- **Goal**: Your task is to tally the lines of the listing containing the word "Sıra" and report the figure alone.

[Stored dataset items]

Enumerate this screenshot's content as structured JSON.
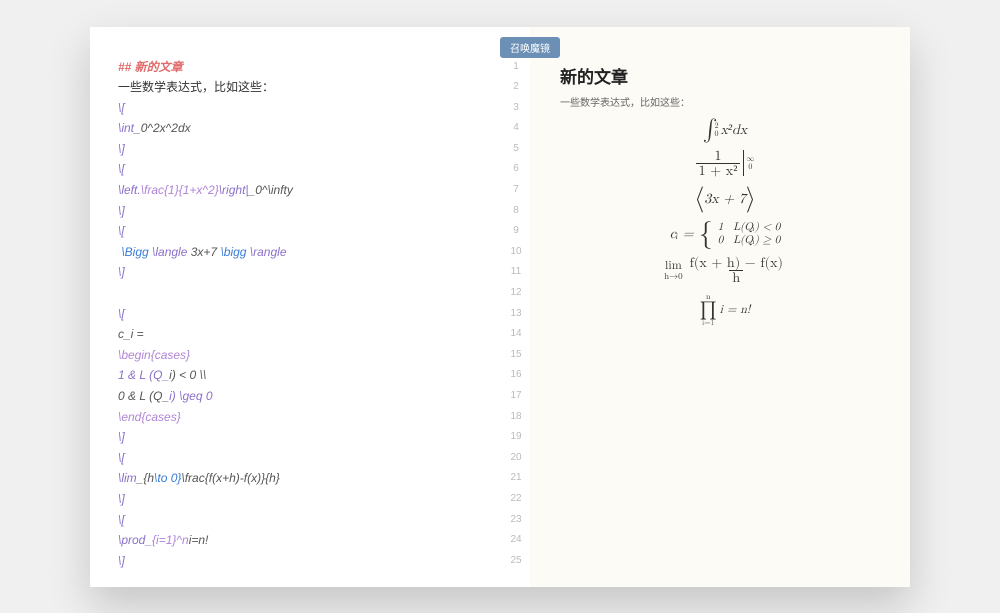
{
  "midButton": {
    "label": "召唤魔镜"
  },
  "editor": {
    "lineCount": 25,
    "lines": [
      {
        "frags": [
          {
            "t": "## 新的文章",
            "cls": "c-red"
          }
        ]
      },
      {
        "frags": [
          {
            "t": "一些数学表达式，比如这些：",
            "cls": "c-text"
          }
        ]
      },
      {
        "frags": [
          {
            "t": "\\[",
            "cls": "c-key"
          }
        ]
      },
      {
        "frags": [
          {
            "t": "\\int",
            "cls": "c-key"
          },
          {
            "t": "_0^2x^2dx",
            "cls": "c-plain"
          }
        ]
      },
      {
        "frags": [
          {
            "t": "\\]",
            "cls": "c-key"
          }
        ]
      },
      {
        "frags": [
          {
            "t": "\\[",
            "cls": "c-key"
          }
        ]
      },
      {
        "frags": [
          {
            "t": "\\left.",
            "cls": "c-key"
          },
          {
            "t": "\\frac{1}{1+x^2}",
            "cls": "c-brace"
          },
          {
            "t": "\\right|",
            "cls": "c-key"
          },
          {
            "t": "_0^\\infty",
            "cls": "c-plain"
          }
        ]
      },
      {
        "frags": [
          {
            "t": "\\]",
            "cls": "c-key"
          }
        ]
      },
      {
        "frags": [
          {
            "t": "\\[",
            "cls": "c-key"
          }
        ]
      },
      {
        "frags": [
          {
            "t": " \\Bigg ",
            "cls": "c-cmd"
          },
          {
            "t": "\\langle",
            "cls": "c-key"
          },
          {
            "t": " 3x+7 ",
            "cls": "c-plain"
          },
          {
            "t": "\\bigg ",
            "cls": "c-cmd"
          },
          {
            "t": "\\rangle",
            "cls": "c-key"
          }
        ]
      },
      {
        "frags": [
          {
            "t": "\\]",
            "cls": "c-key"
          }
        ]
      },
      {
        "frags": []
      },
      {
        "frags": [
          {
            "t": "\\[",
            "cls": "c-key"
          }
        ]
      },
      {
        "frags": [
          {
            "t": "c_i =",
            "cls": "c-plain"
          }
        ]
      },
      {
        "frags": [
          {
            "t": "\\begin{cases}",
            "cls": "c-brace"
          }
        ]
      },
      {
        "frags": [
          {
            "t": "1 & L (Q_",
            "cls": "c-key"
          },
          {
            "t": "i",
            "cls": "c-plain"
          },
          {
            "t": ") < 0 \\\\",
            "cls": "c-plain"
          }
        ]
      },
      {
        "frags": [
          {
            "t": "0 & L (Q_",
            "cls": "c-plain"
          },
          {
            "t": "i) \\geq 0",
            "cls": "c-key"
          }
        ]
      },
      {
        "frags": [
          {
            "t": "\\end{cases}",
            "cls": "c-brace"
          }
        ]
      },
      {
        "frags": [
          {
            "t": "\\]",
            "cls": "c-key"
          }
        ]
      },
      {
        "frags": [
          {
            "t": "\\[",
            "cls": "c-key"
          }
        ]
      },
      {
        "frags": [
          {
            "t": "\\lim",
            "cls": "c-key"
          },
          {
            "t": "_{h",
            "cls": "c-plain"
          },
          {
            "t": "\\to 0}",
            "cls": "c-cmd"
          },
          {
            "t": "\\frac{f(x+h)-f(x)}{h}",
            "cls": "c-plain"
          }
        ]
      },
      {
        "frags": [
          {
            "t": "\\]",
            "cls": "c-key"
          }
        ]
      },
      {
        "frags": [
          {
            "t": "\\[",
            "cls": "c-key"
          }
        ]
      },
      {
        "frags": [
          {
            "t": "\\prod_",
            "cls": "c-key"
          },
          {
            "t": "{i=1}^n",
            "cls": "c-brace"
          },
          {
            "t": "i=n!",
            "cls": "c-plain"
          }
        ]
      },
      {
        "frags": [
          {
            "t": "\\]",
            "cls": "c-key"
          }
        ]
      }
    ]
  },
  "preview": {
    "title": "新的文章",
    "subtitle": "一些数学表达式，比如这些：",
    "integral": {
      "sup": "2",
      "sub": "0",
      "body": "x²dx"
    },
    "fracBar": {
      "num": "1",
      "den": "1 + x²",
      "sup": "∞",
      "sub": "0"
    },
    "angle": {
      "body": "3x + 7"
    },
    "cases": {
      "lhs": "cᵢ =",
      "r1a": "1",
      "r1b": "L(Qᵢ) < 0",
      "r2a": "0",
      "r2b": "L(Qᵢ) ≥ 0"
    },
    "limit": {
      "top": "lim",
      "bot": "h→0",
      "num": "f(x + h) − f(x)",
      "den": "h"
    },
    "product": {
      "sup": "n",
      "sub": "i=1",
      "rhs": "i = n!"
    }
  }
}
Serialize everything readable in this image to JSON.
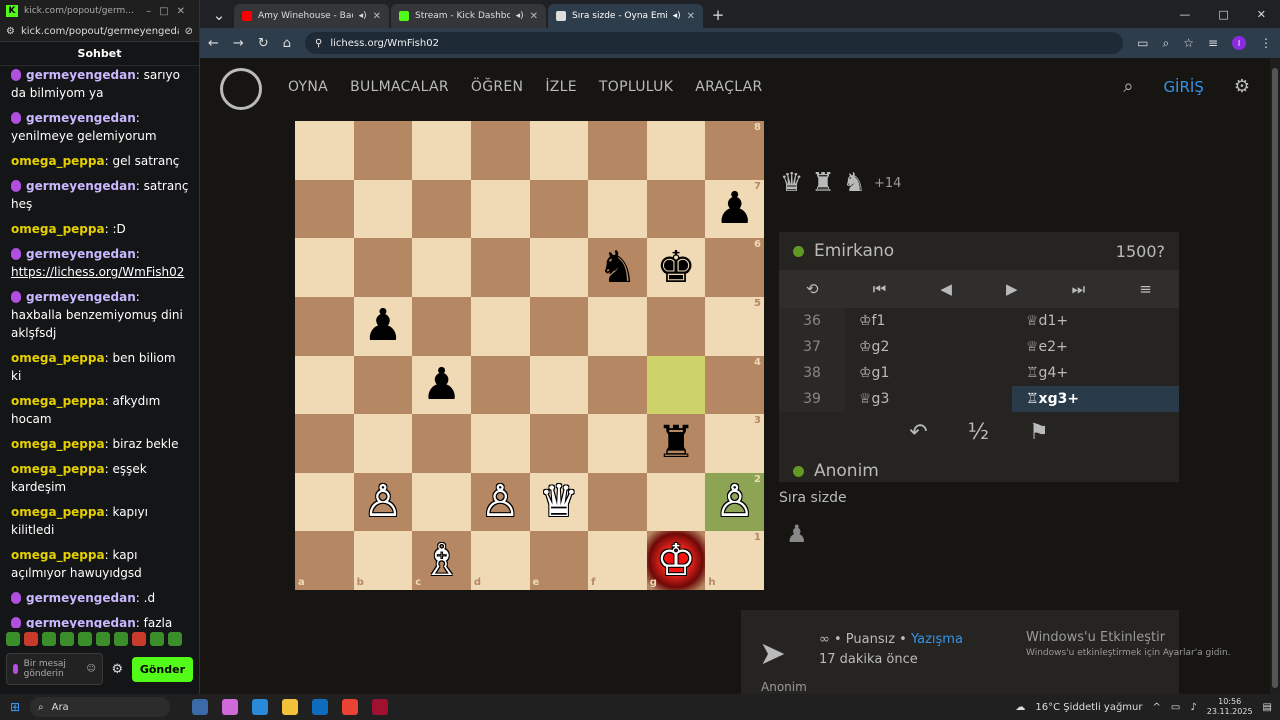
{
  "popup": {
    "title": "kick.com/popout/germ...",
    "url": "kick.com/popout/germeyengeda...",
    "header": "Sohbet"
  },
  "chat": [
    {
      "u": "germeyengedan",
      "t": "sarıyo da bilmiyom ya",
      "mic": true
    },
    {
      "u": "germeyengedan",
      "t": "yenilmeye gelemiyorum",
      "mic": true
    },
    {
      "u": "omega_peppa",
      "t": "gel satranç",
      "mic": false
    },
    {
      "u": "germeyengedan",
      "t": "satranç heş",
      "mic": true
    },
    {
      "u": "omega_peppa",
      "t": ":D",
      "mic": false
    },
    {
      "u": "germeyengedan",
      "t": "https://lichess.org/WmFish02",
      "mic": true,
      "link": true
    },
    {
      "u": "germeyengedan",
      "t": "haxballa benzemiyomuş dini aklşfsdj",
      "mic": true
    },
    {
      "u": "omega_peppa",
      "t": "ben biliom ki",
      "mic": false
    },
    {
      "u": "omega_peppa",
      "t": "afkydım hocam",
      "mic": false
    },
    {
      "u": "omega_peppa",
      "t": "biraz bekle",
      "mic": false
    },
    {
      "u": "omega_peppa",
      "t": "eşşek kardeşim",
      "mic": false
    },
    {
      "u": "omega_peppa",
      "t": "kapıyı kilitledi",
      "mic": false
    },
    {
      "u": "omega_peppa",
      "t": "kapı açılmıyor hawuyıdgsd",
      "mic": false
    },
    {
      "u": "germeyengedan",
      "t": ".d",
      "mic": true
    },
    {
      "u": "germeyengedan",
      "t": "fazla hafife aldım afjşlfa",
      "mic": true
    }
  ],
  "chat_input": {
    "placeholder": "Bir mesaj gönderin",
    "send": "Gönder"
  },
  "tabs": [
    {
      "title": "Amy Winehouse - Back To",
      "color": "#ff0000"
    },
    {
      "title": "Stream - Kick Dashboard",
      "color": "#53fc18"
    },
    {
      "title": "Sıra sizde - Oyna Emirkano",
      "color": "#dddddd"
    }
  ],
  "address": "lichess.org/WmFish02",
  "nav": {
    "links": [
      "OYNA",
      "BULMACALAR",
      "ÖĞREN",
      "İZLE",
      "TOPLULUK",
      "ARAÇLAR"
    ],
    "login": "GİRİŞ"
  },
  "board": {
    "files": [
      "a",
      "b",
      "c",
      "d",
      "e",
      "f",
      "g",
      "h"
    ],
    "ranks": [
      "8",
      "7",
      "6",
      "5",
      "4",
      "3",
      "2",
      "1"
    ],
    "pieces": {
      "h7": "♟b",
      "f6": "♞b",
      "g6": "♚b",
      "b5": "♟b",
      "c4": "♟b",
      "g3": "♜b",
      "b2": "♙w",
      "d2": "♙w",
      "e2": "♛w",
      "h2": "♙w",
      "c1": "♗w",
      "g1": "♔w"
    },
    "highlights": {
      "g4": "hl",
      "h2": "hld",
      "g1": "chk"
    }
  },
  "material": {
    "icons": [
      "♛",
      "♜",
      "♞"
    ],
    "advantage": "+14"
  },
  "players": {
    "top": {
      "name": "Emirkano",
      "rating": "1500?"
    },
    "bottom": {
      "name": "Anonim"
    }
  },
  "moves": [
    {
      "n": "36",
      "w": "♔f1",
      "b": "♕d1+"
    },
    {
      "n": "37",
      "w": "♔g2",
      "b": "♕e2+"
    },
    {
      "n": "38",
      "w": "♔g1",
      "b": "♖g4+"
    },
    {
      "n": "39",
      "w": "♕g3",
      "b": "♖xg3+"
    }
  ],
  "turn": "Sıra sizde",
  "game_card": {
    "line1": "∞ • Puansız •",
    "link": "Yazışma",
    "line2": "17 dakika önce",
    "player": "Anonim"
  },
  "watermark": {
    "a": "Windows'u Etkinleştir",
    "b": "Windows'u etkinleştirmek için Ayarlar'a gidin."
  },
  "taskbar": {
    "search": "Ara",
    "weather": "16°C  Şiddetli yağmur",
    "time": "10:56",
    "date": "23.11.2025"
  }
}
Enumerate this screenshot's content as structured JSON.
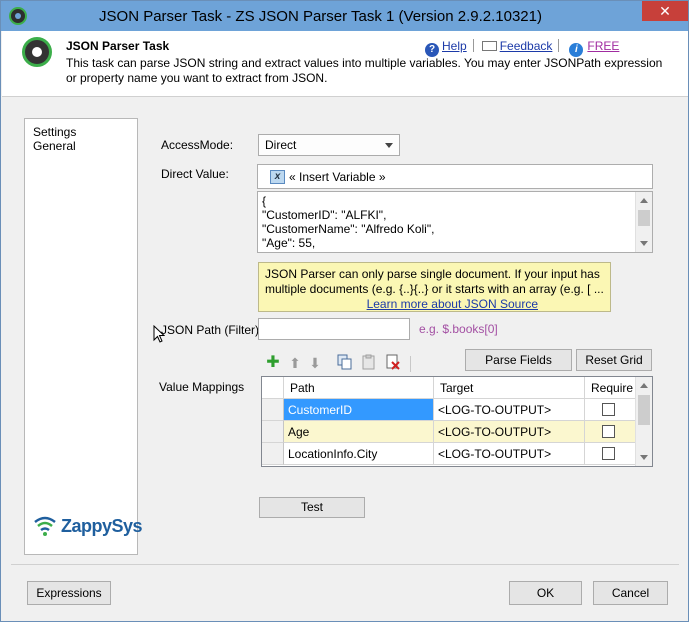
{
  "window": {
    "title": "JSON Parser Task - ZS JSON Parser Task 1 (Version 2.9.2.10321)",
    "close_glyph": "✕"
  },
  "header": {
    "task_title": "JSON Parser Task",
    "description": "This task can parse JSON string and extract values into multiple variables. You may enter JSONPath expression or property name you want to extract from JSON.",
    "help_label": "Help",
    "feedback_label": "Feedback",
    "free_label": "FREE"
  },
  "nav": {
    "items": [
      {
        "label": "Settings"
      },
      {
        "label": "General"
      }
    ],
    "brand": "ZappySys"
  },
  "form": {
    "access_mode_label": "AccessMode:",
    "access_mode_value": "Direct",
    "direct_value_label": "Direct Value:",
    "insert_variable_label": "« Insert Variable »",
    "json_lines": [
      "{",
      "\"CustomerID\": \"ALFKI\",",
      "\"CustomerName\": \"Alfredo Koli\",",
      "\"Age\": 55,"
    ],
    "note_line1": "JSON Parser can only parse single document. If your input has",
    "note_line2": "multiple documents (e.g. {..}{..} or it starts with an array (e.g. [ ...",
    "note_link": "Learn more about JSON Source",
    "json_path_label": "JSON Path (Filter)",
    "json_path_value": "",
    "json_path_example": "e.g. $.books[0]",
    "parse_fields_label": "Parse Fields",
    "reset_grid_label": "Reset Grid",
    "value_mappings_label": "Value Mappings",
    "test_label": "Test"
  },
  "grid": {
    "columns": [
      "Path",
      "Target",
      "Require"
    ],
    "rows": [
      {
        "path": "CustomerID",
        "target": "<LOG-TO-OUTPUT>",
        "required": false
      },
      {
        "path": "Age",
        "target": "<LOG-TO-OUTPUT>",
        "required": false
      },
      {
        "path": "LocationInfo.City",
        "target": "<LOG-TO-OUTPUT>",
        "required": false
      }
    ]
  },
  "footer": {
    "expressions_label": "Expressions",
    "ok_label": "OK",
    "cancel_label": "Cancel"
  },
  "colors": {
    "titlebar": "#6ea3d8",
    "selected_cell": "#3399ff",
    "alt_row": "#fbf7cf",
    "note_bg": "#fbf7b4",
    "link": "#1c3aa8",
    "example_text": "#a34fa3"
  }
}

- **Solution to this problem**: 2